Given request
Please give the listing again, word for word, with nothing left out.
++++++++++++++++++++
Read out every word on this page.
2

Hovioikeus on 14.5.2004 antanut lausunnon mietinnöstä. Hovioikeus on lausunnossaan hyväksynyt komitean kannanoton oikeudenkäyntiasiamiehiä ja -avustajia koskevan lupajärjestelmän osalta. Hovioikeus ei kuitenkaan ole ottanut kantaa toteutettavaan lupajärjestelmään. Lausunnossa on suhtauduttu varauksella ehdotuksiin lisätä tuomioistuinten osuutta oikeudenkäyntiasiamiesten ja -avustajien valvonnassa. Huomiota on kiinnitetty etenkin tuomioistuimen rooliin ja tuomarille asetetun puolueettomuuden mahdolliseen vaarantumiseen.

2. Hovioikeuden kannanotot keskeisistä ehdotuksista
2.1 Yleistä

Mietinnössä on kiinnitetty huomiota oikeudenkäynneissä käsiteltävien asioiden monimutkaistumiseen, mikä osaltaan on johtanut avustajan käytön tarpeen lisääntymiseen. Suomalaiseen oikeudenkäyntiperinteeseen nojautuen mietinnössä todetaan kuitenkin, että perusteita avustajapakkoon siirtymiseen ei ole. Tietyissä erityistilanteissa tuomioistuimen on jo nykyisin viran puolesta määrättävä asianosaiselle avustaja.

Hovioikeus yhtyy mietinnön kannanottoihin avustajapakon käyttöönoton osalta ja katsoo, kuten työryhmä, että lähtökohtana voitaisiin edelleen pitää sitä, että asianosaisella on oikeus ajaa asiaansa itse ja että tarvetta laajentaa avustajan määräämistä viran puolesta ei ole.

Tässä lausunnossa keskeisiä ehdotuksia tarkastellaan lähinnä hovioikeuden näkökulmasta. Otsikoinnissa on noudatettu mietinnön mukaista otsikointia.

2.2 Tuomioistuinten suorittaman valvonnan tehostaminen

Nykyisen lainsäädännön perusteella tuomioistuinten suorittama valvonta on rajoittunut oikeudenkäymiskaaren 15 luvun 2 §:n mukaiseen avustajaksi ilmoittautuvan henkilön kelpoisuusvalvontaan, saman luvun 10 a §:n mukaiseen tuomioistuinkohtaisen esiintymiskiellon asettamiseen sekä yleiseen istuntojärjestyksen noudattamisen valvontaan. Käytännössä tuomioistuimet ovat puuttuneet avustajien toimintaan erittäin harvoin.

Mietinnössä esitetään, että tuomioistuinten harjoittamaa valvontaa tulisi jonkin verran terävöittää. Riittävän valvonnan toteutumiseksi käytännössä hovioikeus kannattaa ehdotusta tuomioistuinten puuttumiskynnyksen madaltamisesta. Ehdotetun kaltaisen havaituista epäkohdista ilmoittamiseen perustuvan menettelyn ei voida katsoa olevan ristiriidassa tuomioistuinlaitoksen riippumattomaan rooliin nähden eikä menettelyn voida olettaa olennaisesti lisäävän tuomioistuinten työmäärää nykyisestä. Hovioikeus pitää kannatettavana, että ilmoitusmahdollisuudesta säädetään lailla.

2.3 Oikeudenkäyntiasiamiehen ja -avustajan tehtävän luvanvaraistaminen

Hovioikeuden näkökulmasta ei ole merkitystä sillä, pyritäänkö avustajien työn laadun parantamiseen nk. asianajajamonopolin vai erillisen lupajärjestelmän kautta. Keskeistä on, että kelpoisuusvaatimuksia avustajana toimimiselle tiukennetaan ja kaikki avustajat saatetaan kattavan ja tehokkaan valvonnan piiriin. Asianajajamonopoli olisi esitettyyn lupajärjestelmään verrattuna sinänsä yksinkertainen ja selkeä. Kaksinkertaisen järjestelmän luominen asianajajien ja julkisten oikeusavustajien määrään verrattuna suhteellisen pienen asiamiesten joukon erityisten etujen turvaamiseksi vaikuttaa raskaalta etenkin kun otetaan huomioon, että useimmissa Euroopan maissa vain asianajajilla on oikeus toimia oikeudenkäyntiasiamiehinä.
++++++++++++++++++++
Problem solution
Read out every word on this page.
2

Hovioikeus on 14.5.2004 antanut lausunnon mietinnöstä. Hovioikeus on lausunnossaan hyväksynyt komitean kannanoton oikeudenkäyntiasiamiehiä ja -avustajia koskevan lupajärjestelmän osalta. Hovioikeus ei kuitenkaan ole ottanut kantaa toteutettavaan lupajärjestelmään. Lausunnossa on suhtauduttu varauksella ehdotuksiin lisätä tuomioistuinten osuutta oikeudenkäyntiasiamiesten ja -avustajien valvonnassa. Huomiota on kiinnitetty etenkin tuomioistuimen rooliin ja tuomarille asetetun puolueettomuuden mahdolliseen vaarantumiseen.

2. Hovioikeuden kannanotot keskeisistä ehdotuksista
2.1 Yleistä

Mietinnössä on kiinnitetty huomiota oikeudenkäynneissä käsiteltävien asioiden monimutkaistumiseen, mikä osaltaan on johtanut avustajan käytön tarpeen lisääntymiseen. Suomalaiseen oikeudenkäyntiperinteeseen nojautuen mietinnössä todetaan kuitenkin, että perusteita avustajapakkoon siirtymiseen ei ole. Tietyissä erityistilanteissa tuomioistuimen on jo nykyisin viran puolesta määrättävä asianosaiselle avustaja.

Hovioikeus yhtyy mietinnön kannanottoihin avustajapakon käyttöönoton osalta ja katsoo, kuten työryhmä, että lähtökohtana voitaisiin edelleen pitää sitä, että asianosaisella on oikeus ajaa asiaansa itse ja että tarvetta laajentaa avustajan määräämistä viran puolesta ei ole.

Tässä lausunnossa keskeisiä ehdotuksia tarkastellaan lähinnä hovioikeuden näkökulmasta. Otsikoinnissa on noudatettu mietinnön mukaista otsikointia.

2.2 Tuomioistuinten suorittaman valvonnan tehostaminen

Nykyisen lainsäädännön perusteella tuomioistuinten suorittama valvonta on rajoittunut oikeudenkäymiskaaren 15 luvun 2 §:n mukaiseen avustajaksi ilmoittautuvan henkilön kelpoisuusvalvontaan, saman luvun 10 a §:n mukaiseen tuomioistuinkohtaisen esiintymiskiellon asettamiseen sekä yleiseen istuntojärjestyksen noudattamisen valvontaan. Käytännössä tuomioistuimet ovat puuttuneet avustajien toimintaan erittäin harvoin.

Mietinnössä esitetään, että tuomioistuinten harjoittamaa valvontaa tulisi jonkin verran terävöittää. Riittävän valvonnan toteutumiseksi käytännössä hovioikeus kannattaa ehdotusta tuomioistuinten puuttumiskynnyksen madaltamisesta. Ehdotetun kaltaisen havaituista epäkohdista ilmoittamiseen perustuvan menettelyn ei voida katsoa olevan ristiriidassa tuomioistuinlaitoksen riippumattomaan rooliin nähden eikä menettelyn voida olettaa olennaisesti lisäävän tuomioistuinten työmäärää nykyisestä. Hovioikeus pitää kannatettavana, että ilmoitusmahdollisuudesta säädetään lailla.

2.3 Oikeudenkäyntiasiamiehen ja -avustajan tehtävän luvanvaraistaminen

Hovioikeuden näkökulmasta ei ole merkitystä sillä, pyritäänkö avustajien työn laadun parantamiseen nk. asianajajamonopolin vai erillisen lupajärjestelmän kautta. Keskeistä on, että kelpoisuusvaatimuksia avustajana toimimiselle tiukennetaan ja kaikki avustajat saatetaan kattavan ja tehokkaan valvonnan piiriin. Asianajajamonopoli olisi esitettyyn lupajärjestelmään verrattuna sinänsä yksinkertainen ja selkeä. Kaksinkertaisen järjestelmän luominen asianajajien ja julkisten oikeusavustajien määrään verrattuna suhteellisen pienen asiamiesten joukon erityisten etujen turvaamiseksi vaikuttaa raskaalta etenkin kun otetaan huomioon, että useimmissa Euroopan maissa vain asianajajilla on oikeus toimia oikeudenkäyntiasiamiehinä.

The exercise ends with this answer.